### Given text
— begin —
2. The system of claim 1 , wherein searching for cost outliers associated with each expense node over the billing periods further comprises:
for each expense node,
collecting costs over the billing periods to form a set of costs; and
searching the set of costs to detect cost outliers.
3. The system of claim 2 , wherein searching the set of costs to detect cost outliers further comprises
for each cost in the set of costs,
identifying nearest cost neighbors of cost;
calculating average of nearest cost neighbors;
calculating average distance from the cost to nearest cost neighbors;
calculating average distance between nearest cost neighbors; and
identifying the cost at an outlier when the distance from the cost to the average of nearest cost neighbors is greater than a ratio of average distance from the cost to nearest cost neighbors to the average distance between nearest cost neighbors.
4. The system of claim 1 , wherein rank ordering the cost outliers further comprises calculating a rank of for each outlier based on the cost, distance from the cost to nearest cost neighbors, cost as a percentage of the total cost, and centrality of expense node associated with the cost outlier.
5. The system of claim 1 , wherein analyzing the cost outliers in order to identify a possible root cause for each cost outlier further comprise:
tracing a path from an expense node associated with each cost outlier back to a root expense node; and
identifying cost outliers that interest the paths as possible root causes of the cost outlier.
6. A method stored in one or more data-storage devices and executed using one or more processors that detects cost outliers in information technology (“IT”) services purchased by an enterprise, the method comprising:
converting bills of IT generated for each billing period into corresponding cost-flow models with expense nodes, each expense node represents a cost for a particular IT services purchased during a billing period;
searching for cost outliers associated with each expense node over the billing periods;
rank ordering the cost outliers;
analyzing the cost outliers in order to identify a possible root cause for each cost outlier; and
storing the rank order and possible cost outliers in a data-storage device.
7. The method of claim 6 , wherein searching for cost outliers associated with each expense node over the billing periods further comprises:
for each expense node,
collecting costs over the billing periods to form a set of costs; and
searching the set of costs to detect cost outliers.
— end —
### Data supplied
— begin —
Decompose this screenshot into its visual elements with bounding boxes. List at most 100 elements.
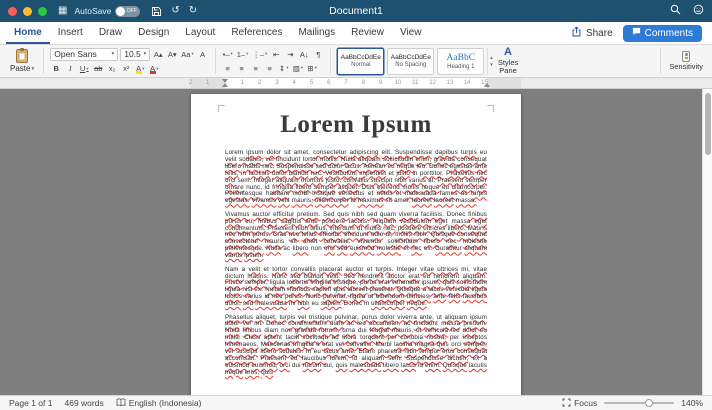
ribbon-tabs: Home Insert Draw Design Layout References Mail… [6,22,429,44]
justify-icon[interactable]: ≡ [264,62,276,74]
ruler-right-margin [487,78,521,88]
word-window: ▦ AutoSave OFF ↺ ↻ Document1 Home Insert D… [0,0,712,410]
superscript-icon[interactable]: x² [120,63,132,75]
statusbar-right: Focus 140% [562,398,703,409]
ruler-mark: 14 [463,80,471,86]
search-icon[interactable] [670,2,681,20]
shading-icon[interactable]: ▨ [292,62,304,74]
styles-gallery-scroll[interactable]: ▴ ▾ [487,47,493,75]
ruler-mark: 6 [327,80,331,86]
show-formatting-icon[interactable]: ¶ [312,48,324,60]
zoom-slider-knob[interactable] [644,399,653,407]
strikethrough-icon[interactable]: ab [92,63,104,75]
tab-design[interactable]: Design [130,22,177,44]
decrease-font-size-icon[interactable]: A▾ [166,48,178,60]
language-text: English (Indonesia) [128,398,202,408]
paragraph[interactable]: Lorem ipsum dolor sit amet, consectetur … [225,149,487,205]
bullet-list-icon[interactable]: •– [222,48,234,60]
share-label: Share [585,27,613,39]
style-no-spacing[interactable]: AaBbCcDdEe No Spacing [387,47,435,75]
focus-button[interactable]: Focus [562,398,597,409]
page[interactable]: Lorem Ipsum Lorem ipsum dolor sit amet, … [191,94,521,395]
styles-group: AaBbCcDdEe Normal AaBbCcDdEe No Spacing AaBb… [337,45,520,76]
font-name-select[interactable]: Open Sans ▾ [50,47,119,61]
tab-mailings[interactable]: Mailings [290,22,343,44]
sensitivity-button[interactable]: Sensitivity [667,50,705,71]
tab-review[interactable]: Review [343,22,392,44]
styles-pane-icon: A [504,45,512,58]
underline-icon[interactable]: U [78,63,90,75]
language-indicator[interactable]: English (Indonesia) [116,397,202,409]
font-color-icon[interactable]: A [148,63,160,75]
multilevel-list-icon[interactable]: ⋮– [251,48,268,60]
paragraph[interactable]: Vivamus auctor efficitur pretium. Sed qu… [225,211,487,260]
tab-home[interactable]: Home [6,22,50,44]
vertical-scrollbar[interactable] [702,89,712,395]
document-area: Lorem Ipsum Lorem ipsum dolor sit amet, … [0,89,712,395]
gallery-down-icon[interactable]: ▾ [490,62,493,68]
sort-icon[interactable]: A↓ [298,48,310,60]
undo-icon[interactable]: ↺ [171,6,179,16]
tab-view[interactable]: View [392,22,430,44]
italic-icon[interactable]: I [64,63,76,75]
bold-icon[interactable]: B [50,63,62,75]
increase-font-size-icon[interactable]: A▴ [152,48,164,60]
paragraph[interactable]: Phasellus aliquet, turpis vel tristique … [225,314,487,377]
align-left-icon[interactable]: ≡ [222,62,234,74]
font-size-select[interactable]: 10.5 ▾ [120,47,151,61]
group-separator [214,48,216,74]
minimize-window-button[interactable] [23,6,32,16]
clear-formatting-icon[interactable]: A [197,48,209,60]
tab-insert[interactable]: Insert [50,22,91,44]
close-window-button[interactable] [8,6,17,16]
align-right-icon[interactable]: ≡ [250,62,262,74]
ruler-mark: 2 [188,80,193,86]
style-normal[interactable]: AaBbCcDdEe Normal [337,47,385,75]
hanging-indent-marker[interactable] [222,83,228,87]
paragraph-group: •–1–⋮–⇤⇥A↓¶ ≡≡≡≡⇕▨⊞ [222,48,325,74]
paste-button[interactable]: Paste ▾ [7,48,37,73]
autosave-toggle[interactable]: OFF [115,5,141,17]
gallery-up-icon[interactable]: ▴ [490,55,493,61]
save-icon[interactable] [151,6,162,17]
view-switcher-icon[interactable]: ▦ [58,6,67,16]
style-heading-1[interactable]: AaBbC Heading 1 [437,47,485,75]
align-center-icon[interactable]: ≡ [236,62,248,74]
dropdown-arrow-icon: ▾ [31,65,35,72]
tab-references[interactable]: References [223,22,290,44]
ruler-mark: 4 [292,80,296,86]
tab-draw[interactable]: Draw [91,22,130,44]
focus-label: Focus [574,398,598,408]
share-icon [571,26,582,40]
redo-icon[interactable]: ↻ [189,6,197,16]
ruler-mark: 9 [379,80,383,86]
comments-button[interactable]: Comments [622,24,702,42]
share-button[interactable]: Share [571,26,613,40]
decrease-indent-icon[interactable]: ⇤ [270,48,282,60]
zoom-level[interactable]: 140% [681,398,703,408]
styles-pane-label: Styles Pane [497,57,519,75]
ruler-mark: 11 [412,80,419,86]
window-controls [8,6,47,16]
subscript-icon[interactable]: x₂ [106,63,118,75]
change-case-icon[interactable]: Aa [180,48,194,60]
increase-indent-icon[interactable]: ⇥ [284,48,296,60]
word-count[interactable]: 469 words [64,398,103,408]
document-heading[interactable]: Lorem Ipsum [191,111,521,139]
borders-icon[interactable]: ⊞ [306,62,318,74]
feedback-smiley-icon[interactable] [693,2,704,20]
zoom-window-button[interactable] [38,6,47,16]
scrollbar-thumb[interactable] [705,93,711,155]
line-spacing-icon[interactable]: ⇕ [278,62,290,74]
sensitivity-badge-icon [682,50,691,62]
numbered-list-icon[interactable]: 1– [236,48,250,60]
text-highlight-icon[interactable]: A [134,63,146,75]
paragraph[interactable]: Nam a velit et tortor convallis placerat… [225,266,487,308]
tab-layout[interactable]: Layout [177,22,223,44]
zoom-slider[interactable] [604,399,675,407]
ruler: 2 1 1 2 3 4 5 6 7 8 9 10 11 12 13 14 15 [0,78,712,89]
styles-pane-button[interactable]: A Styles Pane [496,45,520,76]
word-count-text: 469 words [64,398,104,408]
comments-label: Comments [644,27,693,39]
page-indicator[interactable]: Page 1 of 1 [9,398,52,408]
— end —
### To be done
**1.** Write out the passage of the patent claims that begins at the words "6. A method" and stops after the words "a data-storage device.".
**2.** Repeat the lines of the entries that begin at the line that has "ribbon-tabs: Home Insert" and stop after the line that has "font-color-icon[interactable]: A [148,63,160,75]".

### Completed exercise
**1.**
6. A method stored in one or more data-storage devices and executed using one or more processors that detects cost outliers in information technology (“IT”) services purchased by an enterprise, the method comprising:
converting bills of IT generated for each billing period into corresponding cost-flow models with expense nodes, each expense node represents a cost for a particular IT services purchased during a billing period;
searching for cost outliers associated with each expense node over the billing periods;
rank ordering the cost outliers;
analyzing the cost outliers in order to identify a possible root cause for each cost outlier; and
storing the rank order and possible cost outliers in a data-storage device.

**2.**
ribbon-tabs: Home Insert Draw Design Layout References Mail… [6,22,429,44]
justify-icon[interactable]: ≡ [264,62,276,74]
ruler-right-margin [487,78,521,88]
word-window: ▦ AutoSave OFF ↺ ↻ Document1 Home Insert D… [0,0,712,410]
superscript-icon[interactable]: x² [120,63,132,75]
statusbar-right: Focus 140% [562,398,703,409]
ruler-mark: 14 [463,80,471,86]
search-icon[interactable] [670,2,681,20]
shading-icon[interactable]: ▨ [292,62,304,74]
styles-gallery-scroll[interactable]: ▴ ▾ [487,47,493,75]
ruler-mark: 6 [327,80,331,86]
show-formatting-icon[interactable]: ¶ [312,48,324,60]
zoom-slider-knob[interactable] [644,399,653,407]
strikethrough-icon[interactable]: ab [92,63,104,75]
tab-design[interactable]: Design [130,22,177,44]
decrease-font-size-icon[interactable]: A▾ [166,48,178,60]
language-text: English (Indonesia) [128,398,202,408]
paragraph[interactable]: Lorem ipsum dolor sit amet, consectetur … [225,149,487,205]
bullet-list-icon[interactable]: •– [222,48,234,60]
share-label: Share [585,27,613,39]
style-no-spacing[interactable]: AaBbCcDdEe No Spacing [387,47,435,75]
focus-button[interactable]: Focus [562,398,597,409]
page[interactable]: Lorem Ipsum Lorem ipsum dolor sit amet, … [191,94,521,395]
styles-group: AaBbCcDdEe Normal AaBbCcDdEe No Spacing AaBb… [337,45,520,76]
font-name-select[interactable]: Open Sans ▾ [50,47,119,61]
tab-mailings[interactable]: Mailings [290,22,343,44]
sensitivity-button[interactable]: Sensitivity [667,50,705,71]
tab-review[interactable]: Review [343,22,392,44]
styles-pane-icon: A [504,45,512,58]
underline-icon[interactable]: U [78,63,90,75]
language-indicator[interactable]: English (Indonesia) [116,397,202,409]
font-color-icon[interactable]: A [148,63,160,75]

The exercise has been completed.